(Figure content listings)
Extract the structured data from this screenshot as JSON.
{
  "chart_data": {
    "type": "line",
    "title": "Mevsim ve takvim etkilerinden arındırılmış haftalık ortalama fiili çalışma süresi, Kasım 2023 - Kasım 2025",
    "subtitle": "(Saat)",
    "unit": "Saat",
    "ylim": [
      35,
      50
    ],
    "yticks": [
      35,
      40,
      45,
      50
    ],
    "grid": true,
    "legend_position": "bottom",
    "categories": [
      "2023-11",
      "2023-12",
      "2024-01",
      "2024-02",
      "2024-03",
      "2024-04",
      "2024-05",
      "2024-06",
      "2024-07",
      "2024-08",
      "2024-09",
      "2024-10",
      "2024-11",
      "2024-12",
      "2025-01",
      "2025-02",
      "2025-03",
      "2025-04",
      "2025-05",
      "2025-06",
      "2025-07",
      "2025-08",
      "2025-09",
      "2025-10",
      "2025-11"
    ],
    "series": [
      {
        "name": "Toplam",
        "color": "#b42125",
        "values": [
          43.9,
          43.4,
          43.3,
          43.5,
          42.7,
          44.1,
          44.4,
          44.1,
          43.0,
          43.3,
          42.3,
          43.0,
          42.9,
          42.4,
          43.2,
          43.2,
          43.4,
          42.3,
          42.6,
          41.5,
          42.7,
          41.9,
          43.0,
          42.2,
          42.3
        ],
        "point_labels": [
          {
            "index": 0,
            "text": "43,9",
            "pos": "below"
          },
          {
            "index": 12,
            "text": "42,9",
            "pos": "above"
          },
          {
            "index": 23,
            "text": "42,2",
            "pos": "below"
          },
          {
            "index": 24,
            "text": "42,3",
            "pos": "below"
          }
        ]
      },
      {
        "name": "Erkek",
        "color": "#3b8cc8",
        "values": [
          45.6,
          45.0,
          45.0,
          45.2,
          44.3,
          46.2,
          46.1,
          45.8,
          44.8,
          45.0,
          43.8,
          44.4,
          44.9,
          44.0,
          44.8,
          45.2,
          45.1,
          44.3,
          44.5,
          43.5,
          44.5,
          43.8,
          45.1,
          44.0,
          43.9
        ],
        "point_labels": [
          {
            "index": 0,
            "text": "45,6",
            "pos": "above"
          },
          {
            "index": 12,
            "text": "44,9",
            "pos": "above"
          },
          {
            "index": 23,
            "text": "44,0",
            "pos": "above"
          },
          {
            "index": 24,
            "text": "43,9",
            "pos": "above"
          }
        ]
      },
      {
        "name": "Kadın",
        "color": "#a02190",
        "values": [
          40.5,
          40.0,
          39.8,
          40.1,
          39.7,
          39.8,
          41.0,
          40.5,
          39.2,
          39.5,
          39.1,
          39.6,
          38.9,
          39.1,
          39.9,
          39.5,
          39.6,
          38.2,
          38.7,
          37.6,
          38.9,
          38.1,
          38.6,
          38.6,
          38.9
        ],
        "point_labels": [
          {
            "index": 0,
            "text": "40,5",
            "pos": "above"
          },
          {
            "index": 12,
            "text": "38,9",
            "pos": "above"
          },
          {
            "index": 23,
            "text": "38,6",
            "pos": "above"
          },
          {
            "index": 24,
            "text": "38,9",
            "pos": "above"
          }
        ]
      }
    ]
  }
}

- **Directive**
The records above are to be repeated exactly, in their entirety.

- **Finished task**
Extract the structured data from this screenshot as JSON.
{
  "chart_data": {
    "type": "line",
    "title": "Mevsim ve takvim etkilerinden arındırılmış haftalık ortalama fiili çalışma süresi, Kasım 2023 - Kasım 2025",
    "subtitle": "(Saat)",
    "unit": "Saat",
    "ylim": [
      35,
      50
    ],
    "yticks": [
      35,
      40,
      45,
      50
    ],
    "grid": true,
    "legend_position": "bottom",
    "categories": [
      "2023-11",
      "2023-12",
      "2024-01",
      "2024-02",
      "2024-03",
      "2024-04",
      "2024-05",
      "2024-06",
      "2024-07",
      "2024-08",
      "2024-09",
      "2024-10",
      "2024-11",
      "2024-12",
      "2025-01",
      "2025-02",
      "2025-03",
      "2025-04",
      "2025-05",
      "2025-06",
      "2025-07",
      "2025-08",
      "2025-09",
      "2025-10",
      "2025-11"
    ],
    "series": [
      {
        "name": "Toplam",
        "color": "#b42125",
        "values": [
          43.9,
          43.4,
          43.3,
          43.5,
          42.7,
          44.1,
          44.4,
          44.1,
          43.0,
          43.3,
          42.3,
          43.0,
          42.9,
          42.4,
          43.2,
          43.2,
          43.4,
          42.3,
          42.6,
          41.5,
          42.7,
          41.9,
          43.0,
          42.2,
          42.3
        ],
        "point_labels": [
          {
            "index": 0,
            "text": "43,9",
            "pos": "below"
          },
          {
            "index": 12,
            "text": "42,9",
            "pos": "above"
          },
          {
            "index": 23,
            "text": "42,2",
            "pos": "below"
          },
          {
            "index": 24,
            "text": "42,3",
            "pos": "below"
          }
        ]
      },
      {
        "name": "Erkek",
        "color": "#3b8cc8",
        "values": [
          45.6,
          45.0,
          45.0,
          45.2,
          44.3,
          46.2,
          46.1,
          45.8,
          44.8,
          45.0,
          43.8,
          44.4,
          44.9,
          44.0,
          44.8,
          45.2,
          45.1,
          44.3,
          44.5,
          43.5,
          44.5,
          43.8,
          45.1,
          44.0,
          43.9
        ],
        "point_labels": [
          {
            "index": 0,
            "text": "45,6",
            "pos": "above"
          },
          {
            "index": 12,
            "text": "44,9",
            "pos": "above"
          },
          {
            "index": 23,
            "text": "44,0",
            "pos": "above"
          },
          {
            "index": 24,
            "text": "43,9",
            "pos": "above"
          }
        ]
      },
      {
        "name": "Kadın",
        "color": "#a02190",
        "values": [
          40.5,
          40.0,
          39.8,
          40.1,
          39.7,
          39.8,
          41.0,
          40.5,
          39.2,
          39.5,
          39.1,
          39.6,
          38.9,
          39.1,
          39.9,
          39.5,
          39.6,
          38.2,
          38.7,
          37.6,
          38.9,
          38.1,
          38.6,
          38.6,
          38.9
        ],
        "point_labels": [
          {
            "index": 0,
            "text": "40,5",
            "pos": "above"
          },
          {
            "index": 12,
            "text": "38,9",
            "pos": "above"
          },
          {
            "index": 23,
            "text": "38,6",
            "pos": "above"
          },
          {
            "index": 24,
            "text": "38,9",
            "pos": "above"
          }
        ]
      }
    ]
  }
}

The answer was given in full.